● **Your goal**: Search term "Science": copy each line of the records that contains it.

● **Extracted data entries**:
========

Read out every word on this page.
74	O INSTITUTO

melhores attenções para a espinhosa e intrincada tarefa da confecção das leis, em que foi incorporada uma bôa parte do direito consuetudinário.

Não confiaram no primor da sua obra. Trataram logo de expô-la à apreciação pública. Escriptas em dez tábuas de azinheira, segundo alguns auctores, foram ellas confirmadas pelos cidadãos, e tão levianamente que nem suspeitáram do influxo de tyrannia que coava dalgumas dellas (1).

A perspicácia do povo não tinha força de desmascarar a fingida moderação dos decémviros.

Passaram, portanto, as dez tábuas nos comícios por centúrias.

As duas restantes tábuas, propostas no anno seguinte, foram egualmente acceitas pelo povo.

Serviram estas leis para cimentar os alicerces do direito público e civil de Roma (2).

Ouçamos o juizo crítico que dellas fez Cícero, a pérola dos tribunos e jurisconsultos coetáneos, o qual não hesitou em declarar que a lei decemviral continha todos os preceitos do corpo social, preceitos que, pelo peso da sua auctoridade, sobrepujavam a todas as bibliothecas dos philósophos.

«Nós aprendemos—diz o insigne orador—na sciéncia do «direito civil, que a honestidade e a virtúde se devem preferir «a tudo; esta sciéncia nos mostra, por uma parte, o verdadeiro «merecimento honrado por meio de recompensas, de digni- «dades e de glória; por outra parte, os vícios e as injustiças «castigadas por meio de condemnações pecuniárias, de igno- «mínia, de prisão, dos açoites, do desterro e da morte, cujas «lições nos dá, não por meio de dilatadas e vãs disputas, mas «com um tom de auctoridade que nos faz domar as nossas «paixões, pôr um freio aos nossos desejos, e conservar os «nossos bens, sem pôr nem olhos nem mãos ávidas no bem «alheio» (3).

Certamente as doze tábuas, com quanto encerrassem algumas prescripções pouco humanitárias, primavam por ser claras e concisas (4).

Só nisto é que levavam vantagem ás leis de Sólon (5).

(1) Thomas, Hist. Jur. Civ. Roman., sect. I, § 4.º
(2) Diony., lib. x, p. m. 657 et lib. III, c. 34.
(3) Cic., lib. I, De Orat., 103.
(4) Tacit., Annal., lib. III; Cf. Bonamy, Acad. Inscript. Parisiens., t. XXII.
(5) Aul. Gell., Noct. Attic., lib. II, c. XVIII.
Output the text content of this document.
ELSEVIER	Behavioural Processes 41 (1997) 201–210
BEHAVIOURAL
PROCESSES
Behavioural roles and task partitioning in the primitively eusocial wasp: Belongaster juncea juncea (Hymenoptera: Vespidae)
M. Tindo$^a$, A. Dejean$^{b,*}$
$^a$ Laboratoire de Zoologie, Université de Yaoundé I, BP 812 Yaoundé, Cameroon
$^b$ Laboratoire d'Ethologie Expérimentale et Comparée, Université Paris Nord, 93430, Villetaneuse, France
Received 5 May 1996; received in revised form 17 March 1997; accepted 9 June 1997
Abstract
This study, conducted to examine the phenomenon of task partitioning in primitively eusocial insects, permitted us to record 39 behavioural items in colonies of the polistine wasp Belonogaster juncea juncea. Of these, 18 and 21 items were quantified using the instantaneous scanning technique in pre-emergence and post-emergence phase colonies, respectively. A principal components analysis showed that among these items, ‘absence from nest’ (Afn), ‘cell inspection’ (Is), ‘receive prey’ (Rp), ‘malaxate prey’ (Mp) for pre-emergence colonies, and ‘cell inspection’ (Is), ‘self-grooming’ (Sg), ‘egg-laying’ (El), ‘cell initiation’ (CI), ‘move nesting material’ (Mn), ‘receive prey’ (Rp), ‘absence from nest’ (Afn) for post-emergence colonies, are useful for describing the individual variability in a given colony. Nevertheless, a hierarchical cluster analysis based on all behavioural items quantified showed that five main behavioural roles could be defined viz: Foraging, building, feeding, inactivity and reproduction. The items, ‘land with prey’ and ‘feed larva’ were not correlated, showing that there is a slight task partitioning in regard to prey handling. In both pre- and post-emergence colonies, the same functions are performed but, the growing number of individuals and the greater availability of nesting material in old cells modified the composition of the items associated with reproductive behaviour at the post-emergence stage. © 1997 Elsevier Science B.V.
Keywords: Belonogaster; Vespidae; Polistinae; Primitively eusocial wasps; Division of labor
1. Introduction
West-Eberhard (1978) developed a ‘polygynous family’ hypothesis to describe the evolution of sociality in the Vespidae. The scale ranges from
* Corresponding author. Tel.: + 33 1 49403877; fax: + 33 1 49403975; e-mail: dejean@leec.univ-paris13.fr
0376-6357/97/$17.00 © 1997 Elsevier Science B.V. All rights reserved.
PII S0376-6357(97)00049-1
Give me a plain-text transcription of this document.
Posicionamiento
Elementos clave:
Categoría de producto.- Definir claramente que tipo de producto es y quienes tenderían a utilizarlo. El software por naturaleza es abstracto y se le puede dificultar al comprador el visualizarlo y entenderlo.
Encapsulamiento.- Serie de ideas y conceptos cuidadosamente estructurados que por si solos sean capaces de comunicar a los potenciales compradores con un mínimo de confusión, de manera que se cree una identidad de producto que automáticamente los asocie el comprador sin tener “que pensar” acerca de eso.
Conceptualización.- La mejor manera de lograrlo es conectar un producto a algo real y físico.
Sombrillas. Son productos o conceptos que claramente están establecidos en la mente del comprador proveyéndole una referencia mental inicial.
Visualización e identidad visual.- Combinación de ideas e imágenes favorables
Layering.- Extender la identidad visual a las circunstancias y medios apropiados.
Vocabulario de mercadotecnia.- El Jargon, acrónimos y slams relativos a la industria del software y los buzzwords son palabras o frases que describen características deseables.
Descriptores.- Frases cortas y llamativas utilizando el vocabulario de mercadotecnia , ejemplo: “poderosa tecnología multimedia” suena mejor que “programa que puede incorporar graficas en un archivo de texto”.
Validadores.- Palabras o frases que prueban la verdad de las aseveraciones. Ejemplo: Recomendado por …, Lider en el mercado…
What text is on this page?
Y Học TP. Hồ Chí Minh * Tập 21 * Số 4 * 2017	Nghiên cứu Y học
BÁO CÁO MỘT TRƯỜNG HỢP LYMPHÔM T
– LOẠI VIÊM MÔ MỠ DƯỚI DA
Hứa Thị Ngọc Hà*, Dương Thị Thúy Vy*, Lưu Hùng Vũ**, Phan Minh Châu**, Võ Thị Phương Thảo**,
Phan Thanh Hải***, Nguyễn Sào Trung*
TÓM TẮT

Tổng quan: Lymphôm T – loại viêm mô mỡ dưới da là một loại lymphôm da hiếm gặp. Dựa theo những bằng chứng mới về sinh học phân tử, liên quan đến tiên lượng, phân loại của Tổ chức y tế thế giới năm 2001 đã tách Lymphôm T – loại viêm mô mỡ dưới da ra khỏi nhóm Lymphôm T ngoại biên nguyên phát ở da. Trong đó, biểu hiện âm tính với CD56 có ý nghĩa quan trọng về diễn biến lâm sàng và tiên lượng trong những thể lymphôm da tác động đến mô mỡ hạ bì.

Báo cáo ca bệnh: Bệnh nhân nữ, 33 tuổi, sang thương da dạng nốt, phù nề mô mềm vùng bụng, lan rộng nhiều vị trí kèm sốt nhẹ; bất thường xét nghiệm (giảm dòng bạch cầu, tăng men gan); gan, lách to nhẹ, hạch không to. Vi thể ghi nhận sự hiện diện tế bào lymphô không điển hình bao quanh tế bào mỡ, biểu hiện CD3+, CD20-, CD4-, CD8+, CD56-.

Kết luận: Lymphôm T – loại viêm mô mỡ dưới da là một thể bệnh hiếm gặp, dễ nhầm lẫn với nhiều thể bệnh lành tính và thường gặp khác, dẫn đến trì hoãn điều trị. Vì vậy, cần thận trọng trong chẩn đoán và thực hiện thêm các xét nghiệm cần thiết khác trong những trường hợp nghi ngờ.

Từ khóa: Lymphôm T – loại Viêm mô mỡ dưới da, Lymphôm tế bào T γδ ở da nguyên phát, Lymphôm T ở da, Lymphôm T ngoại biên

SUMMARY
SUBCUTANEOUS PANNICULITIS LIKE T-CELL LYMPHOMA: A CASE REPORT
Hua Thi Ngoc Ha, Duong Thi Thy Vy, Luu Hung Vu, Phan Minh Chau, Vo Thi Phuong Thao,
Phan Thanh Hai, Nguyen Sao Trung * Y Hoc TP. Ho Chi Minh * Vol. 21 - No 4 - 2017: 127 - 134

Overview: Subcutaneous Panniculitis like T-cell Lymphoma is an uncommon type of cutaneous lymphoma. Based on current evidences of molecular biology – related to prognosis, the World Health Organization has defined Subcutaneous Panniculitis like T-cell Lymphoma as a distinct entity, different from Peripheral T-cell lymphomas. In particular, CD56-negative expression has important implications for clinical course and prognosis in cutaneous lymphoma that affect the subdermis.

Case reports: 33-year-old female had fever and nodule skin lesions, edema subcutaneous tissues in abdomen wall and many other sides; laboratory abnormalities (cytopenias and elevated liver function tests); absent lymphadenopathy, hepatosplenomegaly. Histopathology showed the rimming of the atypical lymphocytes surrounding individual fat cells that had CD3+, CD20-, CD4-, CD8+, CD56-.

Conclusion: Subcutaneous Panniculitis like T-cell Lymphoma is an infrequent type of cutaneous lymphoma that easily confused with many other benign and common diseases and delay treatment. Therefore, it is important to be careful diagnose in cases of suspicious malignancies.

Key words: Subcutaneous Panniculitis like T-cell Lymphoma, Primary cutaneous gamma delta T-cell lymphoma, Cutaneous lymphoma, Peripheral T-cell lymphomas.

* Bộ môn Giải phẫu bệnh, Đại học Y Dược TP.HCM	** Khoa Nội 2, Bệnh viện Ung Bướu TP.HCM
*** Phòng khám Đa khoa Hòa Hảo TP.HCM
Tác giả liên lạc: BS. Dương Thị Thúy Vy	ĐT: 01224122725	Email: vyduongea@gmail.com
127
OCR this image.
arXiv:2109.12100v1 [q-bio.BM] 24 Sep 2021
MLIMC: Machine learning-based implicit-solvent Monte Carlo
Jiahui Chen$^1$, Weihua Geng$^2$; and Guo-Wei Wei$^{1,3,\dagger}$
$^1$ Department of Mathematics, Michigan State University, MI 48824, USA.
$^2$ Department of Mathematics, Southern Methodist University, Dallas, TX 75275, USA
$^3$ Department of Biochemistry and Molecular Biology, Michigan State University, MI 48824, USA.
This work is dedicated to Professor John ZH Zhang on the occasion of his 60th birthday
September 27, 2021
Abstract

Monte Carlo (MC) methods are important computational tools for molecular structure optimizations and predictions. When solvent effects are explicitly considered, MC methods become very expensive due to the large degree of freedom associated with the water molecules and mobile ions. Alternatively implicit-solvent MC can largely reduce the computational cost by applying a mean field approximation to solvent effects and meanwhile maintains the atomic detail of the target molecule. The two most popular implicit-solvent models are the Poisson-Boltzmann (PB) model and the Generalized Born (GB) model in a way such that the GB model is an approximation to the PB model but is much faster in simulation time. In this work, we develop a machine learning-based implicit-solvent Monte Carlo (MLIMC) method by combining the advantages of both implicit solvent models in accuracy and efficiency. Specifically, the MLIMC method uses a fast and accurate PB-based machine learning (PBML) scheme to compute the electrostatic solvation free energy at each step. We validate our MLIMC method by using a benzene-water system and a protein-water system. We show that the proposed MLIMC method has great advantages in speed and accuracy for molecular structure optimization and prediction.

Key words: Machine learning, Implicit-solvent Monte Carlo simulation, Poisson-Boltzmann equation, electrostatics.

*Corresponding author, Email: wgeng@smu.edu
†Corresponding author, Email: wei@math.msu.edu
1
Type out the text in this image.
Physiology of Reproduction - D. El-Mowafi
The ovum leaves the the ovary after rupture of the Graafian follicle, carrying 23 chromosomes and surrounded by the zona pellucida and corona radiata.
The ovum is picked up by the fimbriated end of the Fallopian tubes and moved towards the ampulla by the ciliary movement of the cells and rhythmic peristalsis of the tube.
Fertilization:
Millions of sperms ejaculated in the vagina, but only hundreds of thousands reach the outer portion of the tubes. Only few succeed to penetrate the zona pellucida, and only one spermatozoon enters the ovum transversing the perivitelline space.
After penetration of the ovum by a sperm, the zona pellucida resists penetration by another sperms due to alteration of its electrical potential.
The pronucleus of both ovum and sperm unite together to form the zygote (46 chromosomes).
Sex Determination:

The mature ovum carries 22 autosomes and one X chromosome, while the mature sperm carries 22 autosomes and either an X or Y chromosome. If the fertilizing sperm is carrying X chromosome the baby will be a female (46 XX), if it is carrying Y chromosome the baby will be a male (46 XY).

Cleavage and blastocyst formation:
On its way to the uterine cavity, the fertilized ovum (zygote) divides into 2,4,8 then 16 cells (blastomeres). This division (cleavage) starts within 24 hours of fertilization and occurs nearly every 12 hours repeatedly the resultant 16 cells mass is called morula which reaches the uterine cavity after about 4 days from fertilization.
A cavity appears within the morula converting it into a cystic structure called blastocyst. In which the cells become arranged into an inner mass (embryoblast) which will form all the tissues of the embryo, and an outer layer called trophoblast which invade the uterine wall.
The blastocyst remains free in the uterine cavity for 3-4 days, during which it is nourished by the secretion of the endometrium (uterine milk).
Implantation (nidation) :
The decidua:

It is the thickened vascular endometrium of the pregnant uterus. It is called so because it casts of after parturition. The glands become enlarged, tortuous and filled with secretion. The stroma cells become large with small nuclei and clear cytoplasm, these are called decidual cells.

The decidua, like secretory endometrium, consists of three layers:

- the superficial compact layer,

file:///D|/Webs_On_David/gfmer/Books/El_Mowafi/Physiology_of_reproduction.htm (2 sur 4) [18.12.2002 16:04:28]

========

● **Response area**:
This study, conducted to examine the phenomenon of task partitioning in primitively eusocial insects, permitted us to record 39 behavioural items in colonies of the polistine wasp Belonogaster juncea juncea. Of these, 18 and 21 items were quantified using the instantaneous scanning technique in pre-emergence and post-emergence phase colonies, respectively. A principal components analysis showed that among these items, ‘absence from nest’ (Afn), ‘cell inspection’ (Is), ‘receive prey’ (Rp), ‘malaxate prey’ (Mp) for pre-emergence colonies, and ‘cell inspection’ (Is), ‘self-grooming’ (Sg), ‘egg-laying’ (El), ‘cell initiation’ (CI), ‘move nesting material’ (Mn), ‘receive prey’ (Rp), ‘absence from nest’ (Afn) for post-emergence colonies, are useful for describing the individual variability in a given colony. Nevertheless, a hierarchical cluster analysis based on all behavioural items quantified showed that five main behavioural roles could be defined viz: Foraging, building, feeding, inactivity and reproduction. The items, ‘land with prey’ and ‘feed larva’ were not correlated, showing that there is a slight task partitioning in regard to prey handling. In both pre- and post-emergence colonies, the same functions are performed but, the growing number of individuals and the greater availability of nesting material in old cells modified the composition of the items associated with reproductive behaviour at the post-emergence stage. © 1997 Elsevier Science B.V.
0376-6357/97/$17.00 © 1997 Elsevier Science B.V. All rights reserved.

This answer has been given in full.